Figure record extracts
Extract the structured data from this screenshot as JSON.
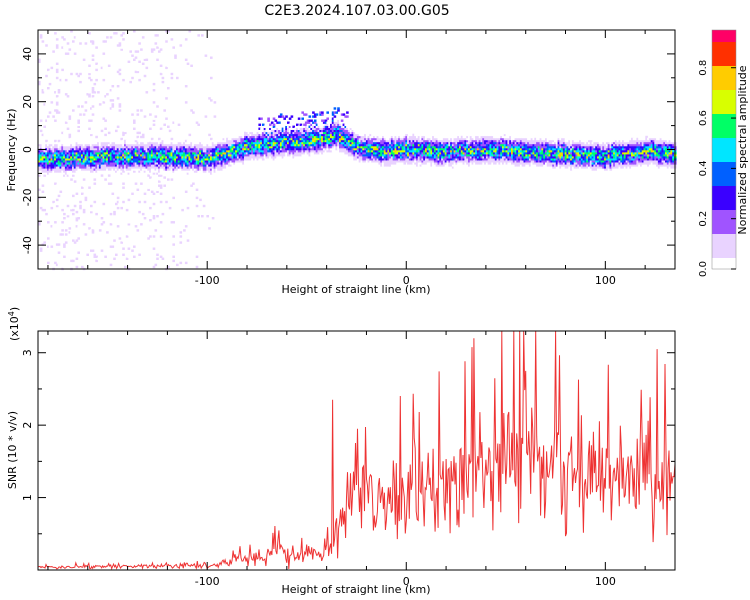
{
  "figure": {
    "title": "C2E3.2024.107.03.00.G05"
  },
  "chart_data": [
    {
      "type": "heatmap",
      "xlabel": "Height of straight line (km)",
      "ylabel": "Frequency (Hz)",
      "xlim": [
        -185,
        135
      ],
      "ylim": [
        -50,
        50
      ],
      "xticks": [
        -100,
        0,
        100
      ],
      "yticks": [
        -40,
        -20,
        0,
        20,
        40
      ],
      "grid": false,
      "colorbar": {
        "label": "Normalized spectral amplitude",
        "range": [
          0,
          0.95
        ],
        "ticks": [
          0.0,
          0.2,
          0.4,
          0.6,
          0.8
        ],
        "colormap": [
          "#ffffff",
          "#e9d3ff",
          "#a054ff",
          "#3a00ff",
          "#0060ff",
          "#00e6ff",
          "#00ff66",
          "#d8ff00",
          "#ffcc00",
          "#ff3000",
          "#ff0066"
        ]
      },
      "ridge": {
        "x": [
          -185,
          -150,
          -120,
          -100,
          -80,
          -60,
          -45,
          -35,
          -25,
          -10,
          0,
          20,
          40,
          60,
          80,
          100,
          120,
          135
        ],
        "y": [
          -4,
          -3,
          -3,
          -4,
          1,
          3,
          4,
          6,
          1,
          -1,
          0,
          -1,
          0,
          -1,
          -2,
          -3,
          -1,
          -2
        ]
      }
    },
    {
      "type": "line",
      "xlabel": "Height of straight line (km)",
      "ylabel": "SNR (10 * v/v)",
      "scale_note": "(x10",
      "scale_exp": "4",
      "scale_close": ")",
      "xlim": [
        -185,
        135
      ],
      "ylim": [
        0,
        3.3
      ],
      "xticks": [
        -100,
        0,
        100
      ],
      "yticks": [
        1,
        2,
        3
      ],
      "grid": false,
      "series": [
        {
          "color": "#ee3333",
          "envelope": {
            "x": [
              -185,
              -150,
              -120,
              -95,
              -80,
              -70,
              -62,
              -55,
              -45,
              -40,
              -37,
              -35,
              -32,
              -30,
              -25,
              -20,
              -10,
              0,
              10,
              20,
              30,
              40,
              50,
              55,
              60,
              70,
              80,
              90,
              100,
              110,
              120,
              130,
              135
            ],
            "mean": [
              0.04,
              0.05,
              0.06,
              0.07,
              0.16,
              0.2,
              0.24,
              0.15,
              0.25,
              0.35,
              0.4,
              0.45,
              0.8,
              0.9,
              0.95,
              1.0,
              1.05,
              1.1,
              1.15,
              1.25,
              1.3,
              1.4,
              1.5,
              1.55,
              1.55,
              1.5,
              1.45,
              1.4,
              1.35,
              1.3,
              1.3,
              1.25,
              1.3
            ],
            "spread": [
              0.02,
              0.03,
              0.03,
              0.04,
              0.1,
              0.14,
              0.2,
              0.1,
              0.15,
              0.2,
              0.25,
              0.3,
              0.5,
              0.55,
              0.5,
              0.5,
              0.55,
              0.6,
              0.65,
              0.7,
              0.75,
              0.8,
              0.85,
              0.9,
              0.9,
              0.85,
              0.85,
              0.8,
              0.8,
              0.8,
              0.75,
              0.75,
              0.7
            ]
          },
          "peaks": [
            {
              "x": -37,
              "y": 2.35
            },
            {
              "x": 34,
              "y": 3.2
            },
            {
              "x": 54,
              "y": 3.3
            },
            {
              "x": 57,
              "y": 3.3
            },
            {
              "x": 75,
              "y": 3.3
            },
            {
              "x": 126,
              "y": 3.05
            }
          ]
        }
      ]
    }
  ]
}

---

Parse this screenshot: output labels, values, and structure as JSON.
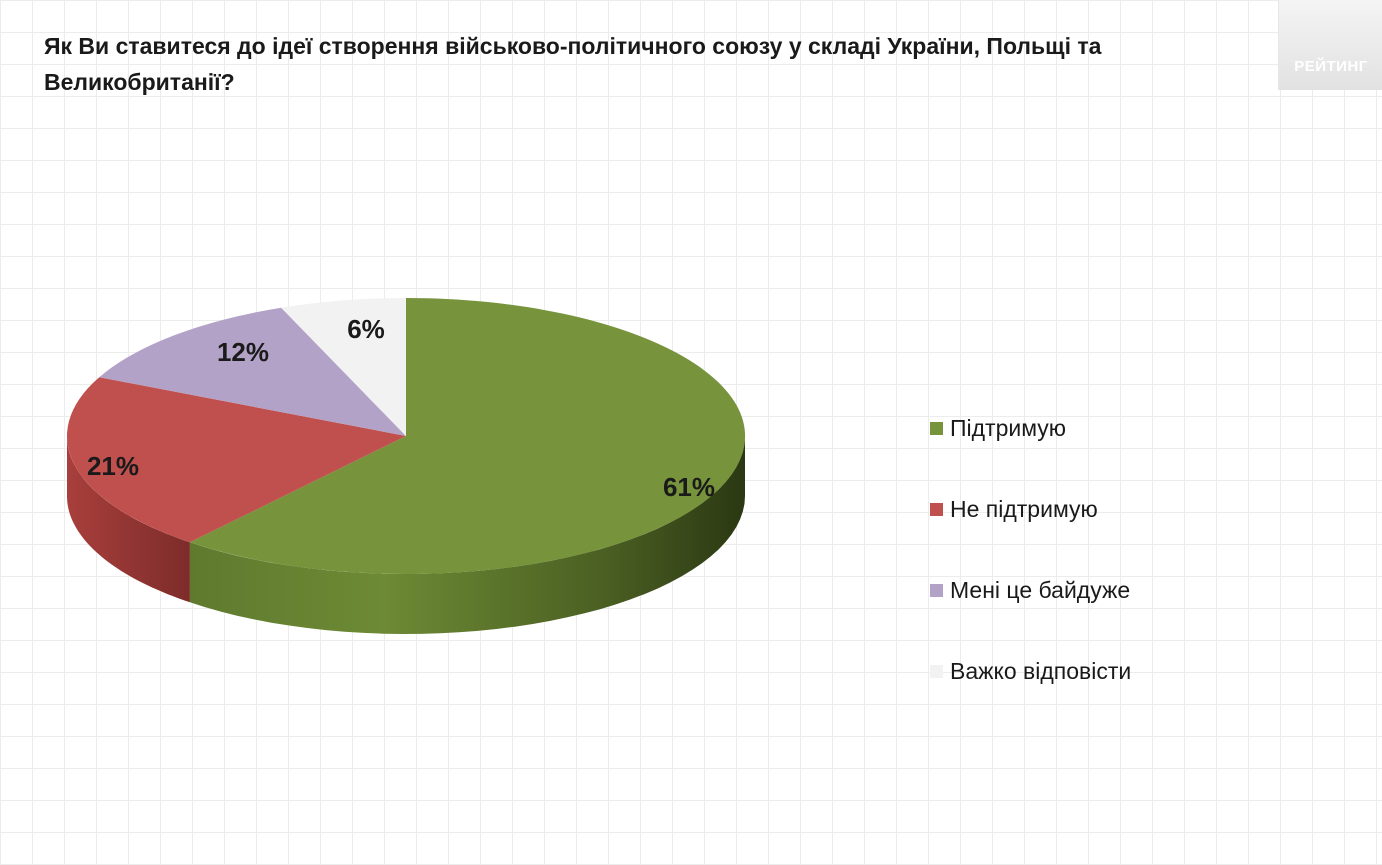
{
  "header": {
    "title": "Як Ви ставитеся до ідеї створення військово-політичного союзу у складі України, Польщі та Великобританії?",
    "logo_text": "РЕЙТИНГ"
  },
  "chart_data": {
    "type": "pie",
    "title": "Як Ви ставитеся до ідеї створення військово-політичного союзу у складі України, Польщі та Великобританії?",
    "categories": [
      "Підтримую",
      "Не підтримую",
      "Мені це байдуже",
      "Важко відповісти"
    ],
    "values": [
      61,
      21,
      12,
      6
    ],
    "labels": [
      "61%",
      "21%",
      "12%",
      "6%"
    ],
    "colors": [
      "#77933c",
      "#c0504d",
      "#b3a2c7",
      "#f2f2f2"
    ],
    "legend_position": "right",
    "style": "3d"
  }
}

* * *

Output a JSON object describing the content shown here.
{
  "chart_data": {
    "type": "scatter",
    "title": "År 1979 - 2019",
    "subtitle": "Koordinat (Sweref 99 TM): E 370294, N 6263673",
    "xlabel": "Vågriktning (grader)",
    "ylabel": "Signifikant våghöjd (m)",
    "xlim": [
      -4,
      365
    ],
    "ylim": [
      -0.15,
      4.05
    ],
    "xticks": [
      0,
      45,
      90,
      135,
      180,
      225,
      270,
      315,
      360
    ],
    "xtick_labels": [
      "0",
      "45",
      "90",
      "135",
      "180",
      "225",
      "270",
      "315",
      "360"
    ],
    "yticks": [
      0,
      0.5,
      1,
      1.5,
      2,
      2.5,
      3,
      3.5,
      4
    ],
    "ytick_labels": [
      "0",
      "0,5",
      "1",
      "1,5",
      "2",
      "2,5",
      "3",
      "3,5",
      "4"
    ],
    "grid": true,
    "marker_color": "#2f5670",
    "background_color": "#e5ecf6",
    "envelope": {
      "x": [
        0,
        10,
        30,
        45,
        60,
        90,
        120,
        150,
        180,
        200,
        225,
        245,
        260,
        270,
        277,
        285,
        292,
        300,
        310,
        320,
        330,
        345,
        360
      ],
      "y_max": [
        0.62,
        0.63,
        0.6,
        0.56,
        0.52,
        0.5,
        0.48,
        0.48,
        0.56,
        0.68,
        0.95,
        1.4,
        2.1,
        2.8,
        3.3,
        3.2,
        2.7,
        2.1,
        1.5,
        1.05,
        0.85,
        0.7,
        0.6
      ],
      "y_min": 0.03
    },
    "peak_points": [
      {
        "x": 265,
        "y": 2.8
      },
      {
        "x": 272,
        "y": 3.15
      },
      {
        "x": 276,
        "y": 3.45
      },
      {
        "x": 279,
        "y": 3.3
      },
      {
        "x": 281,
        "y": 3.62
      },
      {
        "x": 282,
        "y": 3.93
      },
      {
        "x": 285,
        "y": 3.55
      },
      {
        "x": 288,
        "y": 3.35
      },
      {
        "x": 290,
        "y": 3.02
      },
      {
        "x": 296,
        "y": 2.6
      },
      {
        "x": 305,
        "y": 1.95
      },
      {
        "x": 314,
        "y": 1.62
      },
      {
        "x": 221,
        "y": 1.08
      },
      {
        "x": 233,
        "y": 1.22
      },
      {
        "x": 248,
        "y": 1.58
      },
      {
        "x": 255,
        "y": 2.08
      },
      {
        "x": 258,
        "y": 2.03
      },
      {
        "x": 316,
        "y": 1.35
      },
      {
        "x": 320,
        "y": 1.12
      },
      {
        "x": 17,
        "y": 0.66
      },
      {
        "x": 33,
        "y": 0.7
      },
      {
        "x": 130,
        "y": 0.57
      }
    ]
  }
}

PROBLEM STATEMENT
Determine how many lines of the listing above include the word "this", and report that number only.

TASK SOLUTION
2